* [Record set]
[start]
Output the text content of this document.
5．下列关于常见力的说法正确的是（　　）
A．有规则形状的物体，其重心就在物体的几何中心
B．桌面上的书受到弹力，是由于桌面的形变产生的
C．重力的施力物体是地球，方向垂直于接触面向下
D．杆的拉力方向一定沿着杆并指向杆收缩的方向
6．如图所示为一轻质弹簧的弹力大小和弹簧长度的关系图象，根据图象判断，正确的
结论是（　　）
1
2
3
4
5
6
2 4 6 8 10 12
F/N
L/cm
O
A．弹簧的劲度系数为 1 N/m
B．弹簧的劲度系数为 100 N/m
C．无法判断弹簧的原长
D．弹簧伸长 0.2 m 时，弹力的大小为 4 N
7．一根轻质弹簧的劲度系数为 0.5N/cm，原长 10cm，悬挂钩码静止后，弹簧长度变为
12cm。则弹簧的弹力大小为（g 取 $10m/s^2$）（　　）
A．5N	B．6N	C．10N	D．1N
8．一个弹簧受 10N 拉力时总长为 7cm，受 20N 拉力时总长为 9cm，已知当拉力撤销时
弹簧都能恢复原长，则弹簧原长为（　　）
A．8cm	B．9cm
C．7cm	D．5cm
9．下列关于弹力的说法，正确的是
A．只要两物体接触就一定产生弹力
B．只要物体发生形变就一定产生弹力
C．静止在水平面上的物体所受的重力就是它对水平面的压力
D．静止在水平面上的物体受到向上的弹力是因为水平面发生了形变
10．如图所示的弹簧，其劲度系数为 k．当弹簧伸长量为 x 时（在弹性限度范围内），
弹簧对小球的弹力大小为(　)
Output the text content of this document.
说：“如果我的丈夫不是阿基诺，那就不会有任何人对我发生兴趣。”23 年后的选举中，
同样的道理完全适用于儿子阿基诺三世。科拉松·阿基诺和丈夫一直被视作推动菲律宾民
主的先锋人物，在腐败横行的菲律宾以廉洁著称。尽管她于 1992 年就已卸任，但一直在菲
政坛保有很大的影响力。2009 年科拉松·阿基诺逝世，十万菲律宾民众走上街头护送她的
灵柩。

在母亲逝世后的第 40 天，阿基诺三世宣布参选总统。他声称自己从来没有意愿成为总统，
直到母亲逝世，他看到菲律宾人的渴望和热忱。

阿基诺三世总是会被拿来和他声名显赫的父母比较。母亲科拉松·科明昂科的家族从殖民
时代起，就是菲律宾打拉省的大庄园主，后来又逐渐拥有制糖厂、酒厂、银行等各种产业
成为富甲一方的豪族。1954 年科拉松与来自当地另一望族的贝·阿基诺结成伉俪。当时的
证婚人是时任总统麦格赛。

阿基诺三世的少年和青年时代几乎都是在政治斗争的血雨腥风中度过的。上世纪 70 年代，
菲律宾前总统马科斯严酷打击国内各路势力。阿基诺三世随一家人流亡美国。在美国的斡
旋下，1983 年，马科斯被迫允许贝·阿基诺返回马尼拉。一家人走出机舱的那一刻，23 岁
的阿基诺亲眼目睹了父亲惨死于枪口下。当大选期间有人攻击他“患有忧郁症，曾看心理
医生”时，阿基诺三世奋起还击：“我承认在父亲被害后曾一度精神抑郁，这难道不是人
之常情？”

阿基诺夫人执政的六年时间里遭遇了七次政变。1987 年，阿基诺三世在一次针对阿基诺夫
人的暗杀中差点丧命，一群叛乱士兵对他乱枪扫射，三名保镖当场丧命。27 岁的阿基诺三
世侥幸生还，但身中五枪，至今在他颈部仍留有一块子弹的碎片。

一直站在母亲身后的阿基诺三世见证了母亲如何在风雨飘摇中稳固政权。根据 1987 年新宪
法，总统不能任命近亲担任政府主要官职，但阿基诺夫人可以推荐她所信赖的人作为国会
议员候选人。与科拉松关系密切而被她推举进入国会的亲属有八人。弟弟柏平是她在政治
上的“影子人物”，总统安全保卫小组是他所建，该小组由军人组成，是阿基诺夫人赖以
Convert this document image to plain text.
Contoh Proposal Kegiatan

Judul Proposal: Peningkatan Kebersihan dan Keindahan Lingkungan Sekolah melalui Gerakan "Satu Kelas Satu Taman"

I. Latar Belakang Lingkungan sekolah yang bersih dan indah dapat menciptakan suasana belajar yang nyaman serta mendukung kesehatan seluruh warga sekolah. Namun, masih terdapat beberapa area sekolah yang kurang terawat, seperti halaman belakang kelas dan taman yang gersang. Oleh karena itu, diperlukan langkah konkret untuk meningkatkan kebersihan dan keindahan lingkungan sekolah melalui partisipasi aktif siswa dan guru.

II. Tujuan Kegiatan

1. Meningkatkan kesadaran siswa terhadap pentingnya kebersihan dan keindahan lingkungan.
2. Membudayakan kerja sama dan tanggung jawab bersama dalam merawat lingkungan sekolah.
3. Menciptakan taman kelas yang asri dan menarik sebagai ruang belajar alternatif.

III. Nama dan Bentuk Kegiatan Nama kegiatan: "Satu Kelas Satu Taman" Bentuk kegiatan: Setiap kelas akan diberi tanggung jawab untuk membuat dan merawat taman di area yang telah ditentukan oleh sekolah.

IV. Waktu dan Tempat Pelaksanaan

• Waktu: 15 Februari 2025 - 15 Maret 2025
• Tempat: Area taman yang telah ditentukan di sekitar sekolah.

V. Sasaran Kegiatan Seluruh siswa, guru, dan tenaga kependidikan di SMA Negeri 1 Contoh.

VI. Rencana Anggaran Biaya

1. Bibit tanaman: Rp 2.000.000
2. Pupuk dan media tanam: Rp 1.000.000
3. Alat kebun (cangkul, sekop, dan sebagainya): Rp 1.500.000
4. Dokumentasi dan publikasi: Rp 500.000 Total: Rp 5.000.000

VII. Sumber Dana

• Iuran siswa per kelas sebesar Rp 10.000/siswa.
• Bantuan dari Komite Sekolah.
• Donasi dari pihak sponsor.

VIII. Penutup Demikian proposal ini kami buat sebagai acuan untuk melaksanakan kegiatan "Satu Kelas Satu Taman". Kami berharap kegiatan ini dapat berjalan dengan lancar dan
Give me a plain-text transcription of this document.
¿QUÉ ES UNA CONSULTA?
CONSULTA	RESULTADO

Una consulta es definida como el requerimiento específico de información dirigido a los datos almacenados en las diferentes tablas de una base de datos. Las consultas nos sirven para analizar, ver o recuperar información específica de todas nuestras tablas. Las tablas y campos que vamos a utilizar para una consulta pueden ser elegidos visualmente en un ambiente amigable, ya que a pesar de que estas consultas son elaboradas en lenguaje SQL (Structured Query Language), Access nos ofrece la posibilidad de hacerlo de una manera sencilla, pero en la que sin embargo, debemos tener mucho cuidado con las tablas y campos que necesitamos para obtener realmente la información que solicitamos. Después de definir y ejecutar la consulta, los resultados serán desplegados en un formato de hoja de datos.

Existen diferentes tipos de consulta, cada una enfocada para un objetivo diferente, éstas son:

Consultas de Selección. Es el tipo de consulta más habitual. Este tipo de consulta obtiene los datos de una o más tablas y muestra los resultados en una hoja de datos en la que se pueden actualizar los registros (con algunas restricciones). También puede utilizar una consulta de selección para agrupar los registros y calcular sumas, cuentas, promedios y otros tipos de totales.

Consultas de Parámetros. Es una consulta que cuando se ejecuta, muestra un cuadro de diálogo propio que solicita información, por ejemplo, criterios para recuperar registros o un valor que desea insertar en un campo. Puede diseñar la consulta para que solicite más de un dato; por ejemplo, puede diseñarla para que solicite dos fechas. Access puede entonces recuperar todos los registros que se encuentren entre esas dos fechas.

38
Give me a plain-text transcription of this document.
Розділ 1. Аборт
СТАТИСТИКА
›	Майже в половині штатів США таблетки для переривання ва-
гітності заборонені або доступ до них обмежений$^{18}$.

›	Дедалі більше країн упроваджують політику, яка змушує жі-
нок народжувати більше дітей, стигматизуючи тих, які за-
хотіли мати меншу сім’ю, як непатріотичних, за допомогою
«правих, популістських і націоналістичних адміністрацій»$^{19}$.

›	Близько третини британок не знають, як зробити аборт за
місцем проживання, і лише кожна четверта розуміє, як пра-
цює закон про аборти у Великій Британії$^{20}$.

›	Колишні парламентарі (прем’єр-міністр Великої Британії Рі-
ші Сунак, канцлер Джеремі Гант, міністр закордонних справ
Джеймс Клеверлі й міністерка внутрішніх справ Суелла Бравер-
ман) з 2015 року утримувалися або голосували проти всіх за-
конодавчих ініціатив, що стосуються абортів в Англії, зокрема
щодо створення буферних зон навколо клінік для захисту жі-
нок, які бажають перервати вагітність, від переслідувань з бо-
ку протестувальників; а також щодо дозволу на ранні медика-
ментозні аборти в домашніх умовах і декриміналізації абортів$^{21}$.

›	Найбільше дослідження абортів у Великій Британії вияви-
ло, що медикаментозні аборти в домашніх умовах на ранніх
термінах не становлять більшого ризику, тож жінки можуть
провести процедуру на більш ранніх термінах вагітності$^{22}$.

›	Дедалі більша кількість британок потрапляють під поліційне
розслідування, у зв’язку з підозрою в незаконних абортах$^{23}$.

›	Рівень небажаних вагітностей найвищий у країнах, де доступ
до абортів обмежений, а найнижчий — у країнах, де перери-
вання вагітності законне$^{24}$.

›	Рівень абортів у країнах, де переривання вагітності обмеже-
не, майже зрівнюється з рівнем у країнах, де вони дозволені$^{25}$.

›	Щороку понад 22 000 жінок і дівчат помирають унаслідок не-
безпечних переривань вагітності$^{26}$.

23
[end]
* [Written task]
Gather every line from the entries above where the word "абортів" appears, and copy them.

* [Correct result]
конодавчих ініціатив, що стосуються абортів в Англії, зокрема
ментозні аборти в домашніх умовах і декриміналізації абортів$^{21}$.
›	Найбільше дослідження абортів у Великій Британії вияви-
до абортів обмежений, а найнижчий — у країнах, де перери-
›	Рівень абортів у країнах, де переривання вагітності обмеже-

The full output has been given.